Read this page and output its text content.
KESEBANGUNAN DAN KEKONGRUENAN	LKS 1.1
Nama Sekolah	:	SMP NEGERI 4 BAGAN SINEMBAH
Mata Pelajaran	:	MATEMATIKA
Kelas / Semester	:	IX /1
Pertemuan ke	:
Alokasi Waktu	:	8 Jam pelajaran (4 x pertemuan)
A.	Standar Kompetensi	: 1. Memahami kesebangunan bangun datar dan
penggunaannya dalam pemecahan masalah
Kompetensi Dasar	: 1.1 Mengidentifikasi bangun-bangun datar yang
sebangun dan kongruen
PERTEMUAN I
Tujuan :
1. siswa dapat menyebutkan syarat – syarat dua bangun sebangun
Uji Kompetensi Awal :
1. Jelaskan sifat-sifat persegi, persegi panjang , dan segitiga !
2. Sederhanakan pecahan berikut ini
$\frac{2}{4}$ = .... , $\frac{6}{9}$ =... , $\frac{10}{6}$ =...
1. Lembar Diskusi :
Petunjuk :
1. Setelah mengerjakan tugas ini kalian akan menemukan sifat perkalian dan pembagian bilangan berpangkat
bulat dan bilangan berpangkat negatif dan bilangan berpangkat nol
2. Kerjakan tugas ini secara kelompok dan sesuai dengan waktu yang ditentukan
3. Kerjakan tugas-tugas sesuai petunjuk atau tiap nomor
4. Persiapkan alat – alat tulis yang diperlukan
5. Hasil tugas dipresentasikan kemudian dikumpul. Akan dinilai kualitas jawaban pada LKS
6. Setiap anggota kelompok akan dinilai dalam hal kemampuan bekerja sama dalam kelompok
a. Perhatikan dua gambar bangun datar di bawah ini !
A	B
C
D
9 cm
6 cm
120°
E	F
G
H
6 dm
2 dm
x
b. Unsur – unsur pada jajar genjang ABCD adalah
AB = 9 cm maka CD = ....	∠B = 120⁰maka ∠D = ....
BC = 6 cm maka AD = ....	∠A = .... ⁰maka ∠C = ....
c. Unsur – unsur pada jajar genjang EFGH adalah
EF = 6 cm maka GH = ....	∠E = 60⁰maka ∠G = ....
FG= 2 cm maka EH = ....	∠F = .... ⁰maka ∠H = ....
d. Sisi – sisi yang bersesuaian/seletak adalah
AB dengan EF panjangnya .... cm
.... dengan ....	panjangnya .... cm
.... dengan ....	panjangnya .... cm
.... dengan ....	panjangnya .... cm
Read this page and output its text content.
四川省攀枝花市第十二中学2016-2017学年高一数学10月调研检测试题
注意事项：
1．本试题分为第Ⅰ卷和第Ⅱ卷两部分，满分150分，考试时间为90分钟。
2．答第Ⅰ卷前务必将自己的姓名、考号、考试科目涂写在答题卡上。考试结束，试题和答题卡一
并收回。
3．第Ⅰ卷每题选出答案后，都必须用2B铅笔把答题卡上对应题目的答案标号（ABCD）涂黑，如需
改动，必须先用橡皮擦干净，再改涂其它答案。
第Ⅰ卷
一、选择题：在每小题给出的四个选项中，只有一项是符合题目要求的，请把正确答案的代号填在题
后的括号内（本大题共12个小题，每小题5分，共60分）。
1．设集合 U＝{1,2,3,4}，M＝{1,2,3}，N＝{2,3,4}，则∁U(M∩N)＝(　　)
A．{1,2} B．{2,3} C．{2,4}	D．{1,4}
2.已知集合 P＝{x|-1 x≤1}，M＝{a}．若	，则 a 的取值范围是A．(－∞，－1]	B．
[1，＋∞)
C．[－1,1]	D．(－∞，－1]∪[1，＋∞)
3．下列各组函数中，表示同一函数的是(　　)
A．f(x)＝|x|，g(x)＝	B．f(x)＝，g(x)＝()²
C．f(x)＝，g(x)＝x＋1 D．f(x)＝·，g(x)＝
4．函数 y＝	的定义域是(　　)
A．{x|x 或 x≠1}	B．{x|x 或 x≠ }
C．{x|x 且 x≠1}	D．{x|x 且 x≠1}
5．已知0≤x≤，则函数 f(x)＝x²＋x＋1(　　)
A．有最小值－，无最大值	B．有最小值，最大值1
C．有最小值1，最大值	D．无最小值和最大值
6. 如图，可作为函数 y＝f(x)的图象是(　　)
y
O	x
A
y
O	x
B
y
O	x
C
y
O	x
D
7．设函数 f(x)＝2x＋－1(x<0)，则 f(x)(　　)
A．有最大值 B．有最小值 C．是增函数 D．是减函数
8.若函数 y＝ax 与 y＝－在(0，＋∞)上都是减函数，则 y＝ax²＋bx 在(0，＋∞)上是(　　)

## Given exercise
Generate an exact reproduction of all entries.

## Task response
Read this page and output its text content.
KESEBANGUNAN DAN KEKONGRUENAN	LKS 1.1
Nama Sekolah	:	SMP NEGERI 4 BAGAN SINEMBAH
Mata Pelajaran	:	MATEMATIKA
Kelas / Semester	:	IX /1
Pertemuan ke	:
Alokasi Waktu	:	8 Jam pelajaran (4 x pertemuan)
A.	Standar Kompetensi	: 1. Memahami kesebangunan bangun datar dan
penggunaannya dalam pemecahan masalah
Kompetensi Dasar	: 1.1 Mengidentifikasi bangun-bangun datar yang
sebangun dan kongruen
PERTEMUAN I
Tujuan :
1. siswa dapat menyebutkan syarat – syarat dua bangun sebangun
Uji Kompetensi Awal :
1. Jelaskan sifat-sifat persegi, persegi panjang , dan segitiga !
2. Sederhanakan pecahan berikut ini
$\frac{2}{4}$ = .... , $\frac{6}{9}$ =... , $\frac{10}{6}$ =...
1. Lembar Diskusi :
Petunjuk :
1. Setelah mengerjakan tugas ini kalian akan menemukan sifat perkalian dan pembagian bilangan berpangkat
bulat dan bilangan berpangkat negatif dan bilangan berpangkat nol
2. Kerjakan tugas ini secara kelompok dan sesuai dengan waktu yang ditentukan
3. Kerjakan tugas-tugas sesuai petunjuk atau tiap nomor
4. Persiapkan alat – alat tulis yang diperlukan
5. Hasil tugas dipresentasikan kemudian dikumpul. Akan dinilai kualitas jawaban pada LKS
6. Setiap anggota kelompok akan dinilai dalam hal kemampuan bekerja sama dalam kelompok
a. Perhatikan dua gambar bangun datar di bawah ini !
A	B
C
D
9 cm
6 cm
120°
E	F
G
H
6 dm
2 dm
x
b. Unsur – unsur pada jajar genjang ABCD adalah
AB = 9 cm maka CD = ....	∠B = 120⁰maka ∠D = ....
BC = 6 cm maka AD = ....	∠A = .... ⁰maka ∠C = ....
c. Unsur – unsur pada jajar genjang EFGH adalah
EF = 6 cm maka GH = ....	∠E = 60⁰maka ∠G = ....
FG= 2 cm maka EH = ....	∠F = .... ⁰maka ∠H = ....
d. Sisi – sisi yang bersesuaian/seletak adalah
AB dengan EF panjangnya .... cm
.... dengan ....	panjangnya .... cm
.... dengan ....	panjangnya .... cm
.... dengan ....	panjangnya .... cm
Read this page and output its text content.
四川省攀枝花市第十二中学2016-2017学年高一数学10月调研检测试题
注意事项：
1．本试题分为第Ⅰ卷和第Ⅱ卷两部分，满分150分，考试时间为90分钟。
2．答第Ⅰ卷前务必将自己的姓名、考号、考试科目涂写在答题卡上。考试结束，试题和答题卡一
并收回。
3．第Ⅰ卷每题选出答案后，都必须用2B铅笔把答题卡上对应题目的答案标号（ABCD）涂黑，如需
改动，必须先用橡皮擦干净，再改涂其它答案。
第Ⅰ卷
一、选择题：在每小题给出的四个选项中，只有一项是符合题目要求的，请把正确答案的代号填在题
后的括号内（本大题共12个小题，每小题5分，共60分）。
1．设集合 U＝{1,2,3,4}，M＝{1,2,3}，N＝{2,3,4}，则∁U(M∩N)＝(　　)
A．{1,2} B．{2,3} C．{2,4}	D．{1,4}
2.已知集合 P＝{x|-1 x≤1}，M＝{a}．若	，则 a 的取值范围是A．(－∞，－1]	B．
[1，＋∞)
C．[－1,1]	D．(－∞，－1]∪[1，＋∞)
3．下列各组函数中，表示同一函数的是(　　)
A．f(x)＝|x|，g(x)＝	B．f(x)＝，g(x)＝()²
C．f(x)＝，g(x)＝x＋1 D．f(x)＝·，g(x)＝
4．函数 y＝	的定义域是(　　)
A．{x|x 或 x≠1}	B．{x|x 或 x≠ }
C．{x|x 且 x≠1}	D．{x|x 且 x≠1}
5．已知0≤x≤，则函数 f(x)＝x²＋x＋1(　　)
A．有最小值－，无最大值	B．有最小值，最大值1
C．有最小值1，最大值	D．无最小值和最大值
6. 如图，可作为函数 y＝f(x)的图象是(　　)
y
O	x
A
y
O	x
B
y
O	x
C
y
O	x
D
7．设函数 f(x)＝2x＋－1(x<0)，则 f(x)(　　)
A．有最大值 B．有最小值 C．是增函数 D．是减函数
8.若函数 y＝ax 与 y＝－在(0，＋∞)上都是减函数，则 y＝ax²＋bx 在(0，＋∞)上是(　　)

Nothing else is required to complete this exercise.